[Dataset listings of figures]
● ● ●

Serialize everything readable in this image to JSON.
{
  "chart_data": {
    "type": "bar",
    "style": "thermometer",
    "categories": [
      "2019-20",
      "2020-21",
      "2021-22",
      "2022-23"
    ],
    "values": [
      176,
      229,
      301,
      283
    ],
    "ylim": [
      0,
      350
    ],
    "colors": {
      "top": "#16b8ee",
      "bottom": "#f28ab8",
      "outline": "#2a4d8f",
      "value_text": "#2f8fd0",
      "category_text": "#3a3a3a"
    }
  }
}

● ● ●

**What is expected**
Without changing a word, restate the whole listing.

**Result of the exercise**
Serialize everything readable in this image to JSON.
{
  "chart_data": {
    "type": "bar",
    "style": "thermometer",
    "categories": [
      "2019-20",
      "2020-21",
      "2021-22",
      "2022-23"
    ],
    "values": [
      176,
      229,
      301,
      283
    ],
    "ylim": [
      0,
      350
    ],
    "colors": {
      "top": "#16b8ee",
      "bottom": "#f28ab8",
      "outline": "#2a4d8f",
      "value_text": "#2f8fd0",
      "category_text": "#3a3a3a"
    }
  }
}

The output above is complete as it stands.